-- start --

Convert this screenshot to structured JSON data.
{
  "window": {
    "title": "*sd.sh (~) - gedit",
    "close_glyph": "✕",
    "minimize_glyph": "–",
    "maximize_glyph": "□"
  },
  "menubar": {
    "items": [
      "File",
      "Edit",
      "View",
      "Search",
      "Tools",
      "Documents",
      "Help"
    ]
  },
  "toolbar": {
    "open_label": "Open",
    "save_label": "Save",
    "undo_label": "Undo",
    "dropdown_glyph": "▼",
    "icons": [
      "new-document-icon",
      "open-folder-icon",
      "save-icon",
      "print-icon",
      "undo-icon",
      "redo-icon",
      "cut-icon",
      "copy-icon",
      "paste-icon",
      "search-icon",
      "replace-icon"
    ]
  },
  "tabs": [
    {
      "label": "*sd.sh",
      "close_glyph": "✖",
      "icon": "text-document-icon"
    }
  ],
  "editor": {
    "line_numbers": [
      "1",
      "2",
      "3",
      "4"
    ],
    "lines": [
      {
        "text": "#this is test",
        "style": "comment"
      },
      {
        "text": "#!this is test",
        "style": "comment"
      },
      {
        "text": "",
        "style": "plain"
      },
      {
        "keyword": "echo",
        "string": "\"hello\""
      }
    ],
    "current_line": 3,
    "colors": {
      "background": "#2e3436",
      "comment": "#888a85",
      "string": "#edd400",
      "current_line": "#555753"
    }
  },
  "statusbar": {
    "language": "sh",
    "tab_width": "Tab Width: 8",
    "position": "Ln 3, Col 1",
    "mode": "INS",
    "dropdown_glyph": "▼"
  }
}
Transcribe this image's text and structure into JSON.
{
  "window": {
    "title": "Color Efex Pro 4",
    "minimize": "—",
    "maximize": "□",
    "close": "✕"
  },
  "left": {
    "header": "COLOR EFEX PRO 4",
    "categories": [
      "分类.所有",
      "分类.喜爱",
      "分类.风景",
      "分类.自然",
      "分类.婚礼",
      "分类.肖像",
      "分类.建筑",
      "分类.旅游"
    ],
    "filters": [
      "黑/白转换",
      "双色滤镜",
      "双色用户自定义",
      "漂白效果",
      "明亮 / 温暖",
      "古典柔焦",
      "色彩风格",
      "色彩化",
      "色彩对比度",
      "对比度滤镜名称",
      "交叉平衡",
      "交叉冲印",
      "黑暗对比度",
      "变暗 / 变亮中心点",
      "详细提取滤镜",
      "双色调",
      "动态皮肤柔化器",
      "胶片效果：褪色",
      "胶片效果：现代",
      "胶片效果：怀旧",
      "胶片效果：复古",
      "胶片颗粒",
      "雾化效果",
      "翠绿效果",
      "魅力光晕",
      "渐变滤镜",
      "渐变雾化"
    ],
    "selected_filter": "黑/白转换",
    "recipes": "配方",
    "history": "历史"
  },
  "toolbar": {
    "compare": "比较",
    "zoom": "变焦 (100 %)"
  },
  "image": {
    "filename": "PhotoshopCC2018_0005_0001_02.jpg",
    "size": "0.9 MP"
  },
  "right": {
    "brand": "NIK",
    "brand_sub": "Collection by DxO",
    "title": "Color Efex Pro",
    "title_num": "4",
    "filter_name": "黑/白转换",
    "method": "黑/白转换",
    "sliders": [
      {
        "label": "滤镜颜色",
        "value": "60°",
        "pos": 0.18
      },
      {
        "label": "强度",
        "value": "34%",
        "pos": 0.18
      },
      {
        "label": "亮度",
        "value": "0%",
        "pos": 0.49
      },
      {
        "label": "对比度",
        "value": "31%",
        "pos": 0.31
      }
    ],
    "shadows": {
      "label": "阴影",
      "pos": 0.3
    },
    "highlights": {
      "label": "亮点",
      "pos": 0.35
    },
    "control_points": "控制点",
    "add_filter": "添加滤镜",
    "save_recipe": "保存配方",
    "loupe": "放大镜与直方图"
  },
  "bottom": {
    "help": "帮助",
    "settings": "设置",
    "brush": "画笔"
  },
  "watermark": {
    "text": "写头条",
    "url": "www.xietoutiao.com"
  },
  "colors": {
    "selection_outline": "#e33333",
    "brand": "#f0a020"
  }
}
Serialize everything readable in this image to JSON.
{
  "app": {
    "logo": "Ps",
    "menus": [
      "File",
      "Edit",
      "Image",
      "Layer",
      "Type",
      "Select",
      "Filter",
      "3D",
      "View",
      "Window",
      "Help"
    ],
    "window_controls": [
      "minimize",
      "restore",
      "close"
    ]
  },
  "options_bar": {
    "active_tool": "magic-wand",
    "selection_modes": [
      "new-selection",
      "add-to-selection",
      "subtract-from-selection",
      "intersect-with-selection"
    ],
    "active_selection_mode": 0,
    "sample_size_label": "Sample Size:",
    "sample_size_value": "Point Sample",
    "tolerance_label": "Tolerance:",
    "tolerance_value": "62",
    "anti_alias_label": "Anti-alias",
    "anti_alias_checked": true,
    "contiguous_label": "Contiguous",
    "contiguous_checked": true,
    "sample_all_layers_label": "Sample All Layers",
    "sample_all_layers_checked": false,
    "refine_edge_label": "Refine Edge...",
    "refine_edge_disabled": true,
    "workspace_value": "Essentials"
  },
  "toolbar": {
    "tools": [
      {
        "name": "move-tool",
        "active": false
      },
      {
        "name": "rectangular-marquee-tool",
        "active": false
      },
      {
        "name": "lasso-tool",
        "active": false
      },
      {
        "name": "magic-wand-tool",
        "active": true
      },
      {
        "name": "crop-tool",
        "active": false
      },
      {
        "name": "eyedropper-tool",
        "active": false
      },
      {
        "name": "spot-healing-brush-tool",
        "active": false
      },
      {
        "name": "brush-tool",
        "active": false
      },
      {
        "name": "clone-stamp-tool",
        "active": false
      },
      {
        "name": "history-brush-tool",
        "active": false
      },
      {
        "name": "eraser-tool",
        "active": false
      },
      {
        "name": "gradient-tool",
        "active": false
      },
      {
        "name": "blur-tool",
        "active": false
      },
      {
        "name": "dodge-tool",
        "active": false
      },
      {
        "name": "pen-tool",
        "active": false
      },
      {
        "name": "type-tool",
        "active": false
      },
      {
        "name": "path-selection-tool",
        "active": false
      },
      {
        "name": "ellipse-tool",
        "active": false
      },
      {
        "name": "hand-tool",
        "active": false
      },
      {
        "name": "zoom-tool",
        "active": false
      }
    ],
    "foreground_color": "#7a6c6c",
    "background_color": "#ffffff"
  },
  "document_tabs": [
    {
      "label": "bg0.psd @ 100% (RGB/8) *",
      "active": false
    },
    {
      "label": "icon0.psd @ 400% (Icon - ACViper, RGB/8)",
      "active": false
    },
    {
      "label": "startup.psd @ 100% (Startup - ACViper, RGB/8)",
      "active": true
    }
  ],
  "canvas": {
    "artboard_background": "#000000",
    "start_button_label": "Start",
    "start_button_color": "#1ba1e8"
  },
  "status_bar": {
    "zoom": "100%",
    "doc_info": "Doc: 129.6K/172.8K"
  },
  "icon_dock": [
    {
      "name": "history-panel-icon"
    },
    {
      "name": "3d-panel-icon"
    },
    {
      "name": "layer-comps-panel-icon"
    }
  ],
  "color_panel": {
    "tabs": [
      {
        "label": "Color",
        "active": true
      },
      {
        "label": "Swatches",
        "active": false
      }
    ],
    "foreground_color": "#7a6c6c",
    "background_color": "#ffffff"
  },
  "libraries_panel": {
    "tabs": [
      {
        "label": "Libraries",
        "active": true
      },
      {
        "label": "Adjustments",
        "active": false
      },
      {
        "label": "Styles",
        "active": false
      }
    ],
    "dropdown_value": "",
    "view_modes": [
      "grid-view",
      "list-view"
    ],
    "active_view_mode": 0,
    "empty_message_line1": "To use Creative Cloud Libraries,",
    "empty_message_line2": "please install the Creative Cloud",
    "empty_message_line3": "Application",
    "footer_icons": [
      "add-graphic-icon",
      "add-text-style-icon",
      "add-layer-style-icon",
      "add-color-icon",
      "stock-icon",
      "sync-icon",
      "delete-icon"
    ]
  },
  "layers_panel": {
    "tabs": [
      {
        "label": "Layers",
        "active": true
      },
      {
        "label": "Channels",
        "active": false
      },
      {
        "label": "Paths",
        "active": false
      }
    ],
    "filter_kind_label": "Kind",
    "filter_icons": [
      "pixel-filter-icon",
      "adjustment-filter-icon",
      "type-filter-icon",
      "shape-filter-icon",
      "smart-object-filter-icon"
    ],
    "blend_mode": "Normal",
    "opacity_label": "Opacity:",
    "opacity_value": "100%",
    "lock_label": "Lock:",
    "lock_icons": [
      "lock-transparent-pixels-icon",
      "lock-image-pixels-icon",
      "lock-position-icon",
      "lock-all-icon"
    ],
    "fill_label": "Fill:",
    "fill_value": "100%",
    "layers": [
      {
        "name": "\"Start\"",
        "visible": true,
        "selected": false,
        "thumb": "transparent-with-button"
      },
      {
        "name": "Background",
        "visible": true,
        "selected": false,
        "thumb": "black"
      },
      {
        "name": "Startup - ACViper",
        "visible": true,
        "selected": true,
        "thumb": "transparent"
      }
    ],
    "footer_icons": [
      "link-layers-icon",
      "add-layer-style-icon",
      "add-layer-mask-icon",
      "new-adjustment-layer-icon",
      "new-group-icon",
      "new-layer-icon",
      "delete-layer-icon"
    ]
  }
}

-- end --

Task prompt: Tally the lines of the preceding listing in which the word "brush" appears; state nothing but the total.

Solved exercise: 4